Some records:
>>>>>

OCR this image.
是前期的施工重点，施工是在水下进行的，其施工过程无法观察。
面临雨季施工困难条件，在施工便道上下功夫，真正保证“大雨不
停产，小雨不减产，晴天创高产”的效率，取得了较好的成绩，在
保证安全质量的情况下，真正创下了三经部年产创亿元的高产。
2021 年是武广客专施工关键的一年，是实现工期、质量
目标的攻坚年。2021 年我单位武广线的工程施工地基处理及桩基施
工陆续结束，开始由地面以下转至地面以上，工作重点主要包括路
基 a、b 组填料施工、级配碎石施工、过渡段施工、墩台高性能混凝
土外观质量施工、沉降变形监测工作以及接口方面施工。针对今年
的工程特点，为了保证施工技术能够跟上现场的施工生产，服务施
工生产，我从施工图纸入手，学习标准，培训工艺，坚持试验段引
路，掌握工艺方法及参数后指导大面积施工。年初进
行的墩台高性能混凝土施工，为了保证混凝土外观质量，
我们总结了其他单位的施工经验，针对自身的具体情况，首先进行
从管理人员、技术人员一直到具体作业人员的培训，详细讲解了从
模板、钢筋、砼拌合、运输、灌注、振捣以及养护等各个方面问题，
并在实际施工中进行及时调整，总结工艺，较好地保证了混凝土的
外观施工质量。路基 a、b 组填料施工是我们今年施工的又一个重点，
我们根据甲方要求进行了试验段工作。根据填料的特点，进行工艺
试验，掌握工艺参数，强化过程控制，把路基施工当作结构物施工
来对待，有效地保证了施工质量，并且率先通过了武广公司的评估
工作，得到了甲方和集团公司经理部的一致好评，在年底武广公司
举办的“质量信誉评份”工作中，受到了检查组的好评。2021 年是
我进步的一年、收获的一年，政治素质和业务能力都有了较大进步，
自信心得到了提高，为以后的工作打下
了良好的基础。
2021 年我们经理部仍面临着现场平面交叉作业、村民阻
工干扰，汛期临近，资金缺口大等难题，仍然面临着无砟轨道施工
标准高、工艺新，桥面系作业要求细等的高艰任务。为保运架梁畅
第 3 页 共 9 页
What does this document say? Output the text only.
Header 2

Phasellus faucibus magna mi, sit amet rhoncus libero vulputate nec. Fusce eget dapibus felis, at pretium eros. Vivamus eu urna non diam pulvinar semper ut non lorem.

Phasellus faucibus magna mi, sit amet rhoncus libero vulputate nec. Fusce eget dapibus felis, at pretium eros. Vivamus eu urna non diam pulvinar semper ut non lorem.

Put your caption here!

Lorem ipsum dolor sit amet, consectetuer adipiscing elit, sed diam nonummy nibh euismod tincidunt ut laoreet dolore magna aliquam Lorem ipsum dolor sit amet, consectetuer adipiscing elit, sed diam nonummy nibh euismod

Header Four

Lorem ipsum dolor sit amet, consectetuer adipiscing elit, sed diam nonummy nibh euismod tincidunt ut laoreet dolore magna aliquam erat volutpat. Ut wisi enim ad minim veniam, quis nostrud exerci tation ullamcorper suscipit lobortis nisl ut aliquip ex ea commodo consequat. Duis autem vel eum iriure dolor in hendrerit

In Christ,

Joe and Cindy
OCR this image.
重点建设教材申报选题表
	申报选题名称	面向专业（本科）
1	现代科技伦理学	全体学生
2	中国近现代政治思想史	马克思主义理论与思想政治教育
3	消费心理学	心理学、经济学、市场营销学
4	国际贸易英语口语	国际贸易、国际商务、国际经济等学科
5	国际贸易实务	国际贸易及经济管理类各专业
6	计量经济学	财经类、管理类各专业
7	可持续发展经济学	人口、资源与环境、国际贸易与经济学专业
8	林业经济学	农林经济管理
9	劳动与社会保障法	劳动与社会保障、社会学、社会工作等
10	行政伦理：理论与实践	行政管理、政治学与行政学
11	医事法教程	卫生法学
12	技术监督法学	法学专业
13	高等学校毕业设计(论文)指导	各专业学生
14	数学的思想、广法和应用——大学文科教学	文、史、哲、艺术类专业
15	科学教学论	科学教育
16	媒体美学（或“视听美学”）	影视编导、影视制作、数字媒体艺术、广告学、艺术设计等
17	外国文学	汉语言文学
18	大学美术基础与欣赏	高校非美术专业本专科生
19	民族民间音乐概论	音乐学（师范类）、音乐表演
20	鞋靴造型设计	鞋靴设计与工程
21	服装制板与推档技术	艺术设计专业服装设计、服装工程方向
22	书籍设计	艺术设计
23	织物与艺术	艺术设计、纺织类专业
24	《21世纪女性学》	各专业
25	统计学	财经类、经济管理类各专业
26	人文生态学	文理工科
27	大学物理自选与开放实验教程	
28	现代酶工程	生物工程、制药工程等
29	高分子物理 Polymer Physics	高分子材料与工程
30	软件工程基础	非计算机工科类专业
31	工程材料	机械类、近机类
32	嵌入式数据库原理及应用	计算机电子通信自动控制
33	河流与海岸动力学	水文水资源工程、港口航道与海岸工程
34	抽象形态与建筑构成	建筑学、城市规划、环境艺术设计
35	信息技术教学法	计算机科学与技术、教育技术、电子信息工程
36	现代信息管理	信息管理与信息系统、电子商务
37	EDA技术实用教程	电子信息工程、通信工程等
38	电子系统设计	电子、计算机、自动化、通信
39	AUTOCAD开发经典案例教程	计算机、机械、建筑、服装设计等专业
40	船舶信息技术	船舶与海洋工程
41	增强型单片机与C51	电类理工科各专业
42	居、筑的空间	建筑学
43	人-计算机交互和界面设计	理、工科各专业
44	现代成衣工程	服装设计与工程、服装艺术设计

<<<<<

Problem to work on —
Pull out every line of the records that includes the string "diam".

Solution below —
Phasellus faucibus magna mi, sit amet rhoncus libero vulputate nec. Fusce eget dapibus felis, at pretium eros. Vivamus eu urna non diam pulvinar semper ut non lorem.
Phasellus faucibus magna mi, sit amet rhoncus libero vulputate nec. Fusce eget dapibus felis, at pretium eros. Vivamus eu urna non diam pulvinar semper ut non lorem.
Lorem ipsum dolor sit amet, consectetuer adipiscing elit, sed diam nonummy nibh euismod tincidunt ut laoreet dolore magna aliquam Lorem ipsum dolor sit amet, consectetuer adipiscing elit, sed diam nonummy nibh euismod
Lorem ipsum dolor sit amet, consectetuer adipiscing elit, sed diam nonummy nibh euismod tincidunt ut laoreet dolore magna aliquam erat volutpat. Ut wisi enim ad minim veniam, quis nostrud exerci tation ullamcorper suscipit lobortis nisl ut aliquip ex ea commodo consequat. Duis autem vel eum iriure dolor in hendrerit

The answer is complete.